> WHAT YOU ARE ASKED TO DO
Output every entry exactly as written.

[Saved data entries]

....................

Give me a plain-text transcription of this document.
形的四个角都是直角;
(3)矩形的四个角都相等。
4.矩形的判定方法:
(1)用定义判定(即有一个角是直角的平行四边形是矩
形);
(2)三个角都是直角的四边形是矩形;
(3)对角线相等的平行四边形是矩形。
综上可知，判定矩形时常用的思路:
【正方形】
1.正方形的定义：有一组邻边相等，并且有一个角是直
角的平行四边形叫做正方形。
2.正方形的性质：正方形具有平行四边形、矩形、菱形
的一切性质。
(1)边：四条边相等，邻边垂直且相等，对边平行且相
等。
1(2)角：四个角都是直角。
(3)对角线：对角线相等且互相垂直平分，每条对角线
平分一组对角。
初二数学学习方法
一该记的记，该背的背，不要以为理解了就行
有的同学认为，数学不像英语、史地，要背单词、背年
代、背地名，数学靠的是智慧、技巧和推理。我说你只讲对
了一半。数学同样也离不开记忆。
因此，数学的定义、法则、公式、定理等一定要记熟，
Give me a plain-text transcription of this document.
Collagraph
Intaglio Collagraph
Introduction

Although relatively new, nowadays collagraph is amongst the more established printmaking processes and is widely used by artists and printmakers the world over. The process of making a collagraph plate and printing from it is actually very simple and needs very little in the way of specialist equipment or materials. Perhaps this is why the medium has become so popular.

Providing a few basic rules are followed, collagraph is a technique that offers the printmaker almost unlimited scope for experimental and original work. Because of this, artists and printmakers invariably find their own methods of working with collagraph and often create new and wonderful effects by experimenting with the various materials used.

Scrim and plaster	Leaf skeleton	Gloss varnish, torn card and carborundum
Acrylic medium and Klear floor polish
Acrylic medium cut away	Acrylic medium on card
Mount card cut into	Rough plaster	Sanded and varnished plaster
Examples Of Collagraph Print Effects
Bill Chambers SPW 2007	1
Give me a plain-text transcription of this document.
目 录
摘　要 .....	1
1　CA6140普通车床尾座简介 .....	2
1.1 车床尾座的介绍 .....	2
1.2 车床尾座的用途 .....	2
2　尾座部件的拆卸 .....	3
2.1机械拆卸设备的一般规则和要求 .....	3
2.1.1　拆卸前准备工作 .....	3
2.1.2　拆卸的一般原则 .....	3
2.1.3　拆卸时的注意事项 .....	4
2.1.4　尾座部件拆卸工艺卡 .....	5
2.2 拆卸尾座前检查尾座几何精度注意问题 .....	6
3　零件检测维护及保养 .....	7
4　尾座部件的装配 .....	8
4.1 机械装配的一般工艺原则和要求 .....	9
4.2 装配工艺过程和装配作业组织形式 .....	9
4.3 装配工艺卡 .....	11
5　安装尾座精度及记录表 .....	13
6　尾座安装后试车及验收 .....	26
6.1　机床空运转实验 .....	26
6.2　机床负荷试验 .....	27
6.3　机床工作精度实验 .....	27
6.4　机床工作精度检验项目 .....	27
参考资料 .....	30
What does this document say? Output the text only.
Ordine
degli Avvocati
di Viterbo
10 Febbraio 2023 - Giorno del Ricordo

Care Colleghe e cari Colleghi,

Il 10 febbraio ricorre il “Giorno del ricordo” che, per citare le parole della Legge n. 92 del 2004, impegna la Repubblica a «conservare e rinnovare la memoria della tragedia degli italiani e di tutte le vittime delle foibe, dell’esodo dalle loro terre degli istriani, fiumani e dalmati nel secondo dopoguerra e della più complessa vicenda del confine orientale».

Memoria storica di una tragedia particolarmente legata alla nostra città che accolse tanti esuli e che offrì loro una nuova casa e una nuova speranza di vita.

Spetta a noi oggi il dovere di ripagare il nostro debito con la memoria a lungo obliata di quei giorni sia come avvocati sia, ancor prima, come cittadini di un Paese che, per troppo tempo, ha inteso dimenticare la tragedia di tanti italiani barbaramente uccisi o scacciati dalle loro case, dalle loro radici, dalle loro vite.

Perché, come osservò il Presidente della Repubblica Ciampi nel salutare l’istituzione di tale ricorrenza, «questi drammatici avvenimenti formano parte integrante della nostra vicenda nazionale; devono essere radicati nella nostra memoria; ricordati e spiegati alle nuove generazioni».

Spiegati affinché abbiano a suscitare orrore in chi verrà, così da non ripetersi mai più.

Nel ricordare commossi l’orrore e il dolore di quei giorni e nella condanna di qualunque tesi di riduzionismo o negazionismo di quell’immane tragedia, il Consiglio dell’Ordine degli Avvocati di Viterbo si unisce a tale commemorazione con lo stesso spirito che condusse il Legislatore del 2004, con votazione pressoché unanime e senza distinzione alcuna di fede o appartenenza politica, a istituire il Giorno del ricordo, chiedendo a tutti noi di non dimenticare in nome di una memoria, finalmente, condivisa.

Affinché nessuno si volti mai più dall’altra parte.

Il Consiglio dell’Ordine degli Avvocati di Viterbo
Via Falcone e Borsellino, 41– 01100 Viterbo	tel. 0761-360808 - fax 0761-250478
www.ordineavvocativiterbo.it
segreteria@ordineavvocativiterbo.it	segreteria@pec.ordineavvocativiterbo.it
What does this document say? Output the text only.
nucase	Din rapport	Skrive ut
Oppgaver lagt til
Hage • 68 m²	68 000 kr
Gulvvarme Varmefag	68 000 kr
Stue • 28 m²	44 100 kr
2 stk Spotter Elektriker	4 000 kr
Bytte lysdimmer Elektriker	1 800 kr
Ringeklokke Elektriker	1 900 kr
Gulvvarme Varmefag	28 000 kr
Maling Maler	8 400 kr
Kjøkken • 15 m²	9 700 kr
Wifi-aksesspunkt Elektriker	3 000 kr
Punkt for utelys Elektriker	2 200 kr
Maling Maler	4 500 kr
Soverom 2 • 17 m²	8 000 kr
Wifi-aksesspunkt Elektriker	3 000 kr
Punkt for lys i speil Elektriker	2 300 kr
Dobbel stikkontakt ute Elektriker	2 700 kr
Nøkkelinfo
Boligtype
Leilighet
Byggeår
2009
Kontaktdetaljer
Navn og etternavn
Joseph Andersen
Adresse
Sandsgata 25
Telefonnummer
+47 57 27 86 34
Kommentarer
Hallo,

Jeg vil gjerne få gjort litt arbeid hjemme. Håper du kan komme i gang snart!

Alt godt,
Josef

....................

> RESULT
Give me a plain-text transcription of this document.
形的四个角都是直角;
(3)矩形的四个角都相等。
4.矩形的判定方法:
(1)用定义判定(即有一个角是直角的平行四边形是矩
形);
(2)三个角都是直角的四边形是矩形;
(3)对角线相等的平行四边形是矩形。
综上可知，判定矩形时常用的思路:
【正方形】
1.正方形的定义：有一组邻边相等，并且有一个角是直
角的平行四边形叫做正方形。
2.正方形的性质：正方形具有平行四边形、矩形、菱形
的一切性质。
(1)边：四条边相等，邻边垂直且相等，对边平行且相
等。
1(2)角：四个角都是直角。
(3)对角线：对角线相等且互相垂直平分，每条对角线
平分一组对角。
初二数学学习方法
一该记的记，该背的背，不要以为理解了就行
有的同学认为，数学不像英语、史地，要背单词、背年
代、背地名，数学靠的是智慧、技巧和推理。我说你只讲对
了一半。数学同样也离不开记忆。
因此，数学的定义、法则、公式、定理等一定要记熟，
Give me a plain-text transcription of this document.
Collagraph
Intaglio Collagraph
Introduction

Although relatively new, nowadays collagraph is amongst the more established printmaking processes and is widely used by artists and printmakers the world over. The process of making a collagraph plate and printing from it is actually very simple and needs very little in the way of specialist equipment or materials. Perhaps this is why the medium has become so popular.

Providing a few basic rules are followed, collagraph is a technique that offers the printmaker almost unlimited scope for experimental and original work. Because of this, artists and printmakers invariably find their own methods of working with collagraph and often create new and wonderful effects by experimenting with the various materials used.

Scrim and plaster	Leaf skeleton	Gloss varnish, torn card and carborundum
Acrylic medium and Klear floor polish
Acrylic medium cut away	Acrylic medium on card
Mount card cut into	Rough plaster	Sanded and varnished plaster
Examples Of Collagraph Print Effects
Bill Chambers SPW 2007	1
Give me a plain-text transcription of this document.
目 录
摘　要 .....	1
1　CA6140普通车床尾座简介 .....	2
1.1 车床尾座的介绍 .....	2
1.2 车床尾座的用途 .....	2
2　尾座部件的拆卸 .....	3
2.1机械拆卸设备的一般规则和要求 .....	3
2.1.1　拆卸前准备工作 .....	3
2.1.2　拆卸的一般原则 .....	3
2.1.3　拆卸时的注意事项 .....	4
2.1.4　尾座部件拆卸工艺卡 .....	5
2.2 拆卸尾座前检查尾座几何精度注意问题 .....	6
3　零件检测维护及保养 .....	7
4　尾座部件的装配 .....	8
4.1 机械装配的一般工艺原则和要求 .....	9
4.2 装配工艺过程和装配作业组织形式 .....	9
4.3 装配工艺卡 .....	11
5　安装尾座精度及记录表 .....	13
6　尾座安装后试车及验收 .....	26
6.1　机床空运转实验 .....	26
6.2　机床负荷试验 .....	27
6.3　机床工作精度实验 .....	27
6.4　机床工作精度检验项目 .....	27
参考资料 .....	30
What does this document say? Output the text only.
Ordine
degli Avvocati
di Viterbo
10 Febbraio 2023 - Giorno del Ricordo

Care Colleghe e cari Colleghi,

Il 10 febbraio ricorre il “Giorno del ricordo” che, per citare le parole della Legge n. 92 del 2004, impegna la Repubblica a «conservare e rinnovare la memoria della tragedia degli italiani e di tutte le vittime delle foibe, dell’esodo dalle loro terre degli istriani, fiumani e dalmati nel secondo dopoguerra e della più complessa vicenda del confine orientale».

Memoria storica di una tragedia particolarmente legata alla nostra città che accolse tanti esuli e che offrì loro una nuova casa e una nuova speranza di vita.

Spetta a noi oggi il dovere di ripagare il nostro debito con la memoria a lungo obliata di quei giorni sia come avvocati sia, ancor prima, come cittadini di un Paese che, per troppo tempo, ha inteso dimenticare la tragedia di tanti italiani barbaramente uccisi o scacciati dalle loro case, dalle loro radici, dalle loro vite.

Perché, come osservò il Presidente della Repubblica Ciampi nel salutare l’istituzione di tale ricorrenza, «questi drammatici avvenimenti formano parte integrante della nostra vicenda nazionale; devono essere radicati nella nostra memoria; ricordati e spiegati alle nuove generazioni».

Spiegati affinché abbiano a suscitare orrore in chi verrà, così da non ripetersi mai più.

Nel ricordare commossi l’orrore e il dolore di quei giorni e nella condanna di qualunque tesi di riduzionismo o negazionismo di quell’immane tragedia, il Consiglio dell’Ordine degli Avvocati di Viterbo si unisce a tale commemorazione con lo stesso spirito che condusse il Legislatore del 2004, con votazione pressoché unanime e senza distinzione alcuna di fede o appartenenza politica, a istituire il Giorno del ricordo, chiedendo a tutti noi di non dimenticare in nome di una memoria, finalmente, condivisa.

Affinché nessuno si volti mai più dall’altra parte.

Il Consiglio dell’Ordine degli Avvocati di Viterbo
Via Falcone e Borsellino, 41– 01100 Viterbo	tel. 0761-360808 - fax 0761-250478
www.ordineavvocativiterbo.it
segreteria@ordineavvocativiterbo.it	segreteria@pec.ordineavvocativiterbo.it
What does this document say? Output the text only.
nucase	Din rapport	Skrive ut
Oppgaver lagt til
Hage • 68 m²	68 000 kr
Gulvvarme Varmefag	68 000 kr
Stue • 28 m²	44 100 kr
2 stk Spotter Elektriker	4 000 kr
Bytte lysdimmer Elektriker	1 800 kr
Ringeklokke Elektriker	1 900 kr
Gulvvarme Varmefag	28 000 kr
Maling Maler	8 400 kr
Kjøkken • 15 m²	9 700 kr
Wifi-aksesspunkt Elektriker	3 000 kr
Punkt for utelys Elektriker	2 200 kr
Maling Maler	4 500 kr
Soverom 2 • 17 m²	8 000 kr
Wifi-aksesspunkt Elektriker	3 000 kr
Punkt for lys i speil Elektriker	2 300 kr
Dobbel stikkontakt ute Elektriker	2 700 kr
Nøkkelinfo
Boligtype
Leilighet
Byggeår
2009
Kontaktdetaljer
Navn og etternavn
Joseph Andersen
Adresse
Sandsgata 25
Telefonnummer
+47 57 27 86 34
Kommentarer
Hallo,

Jeg vil gjerne få gjort litt arbeid hjemme. Håper du kan komme i gang snart!

Alt godt,
Josef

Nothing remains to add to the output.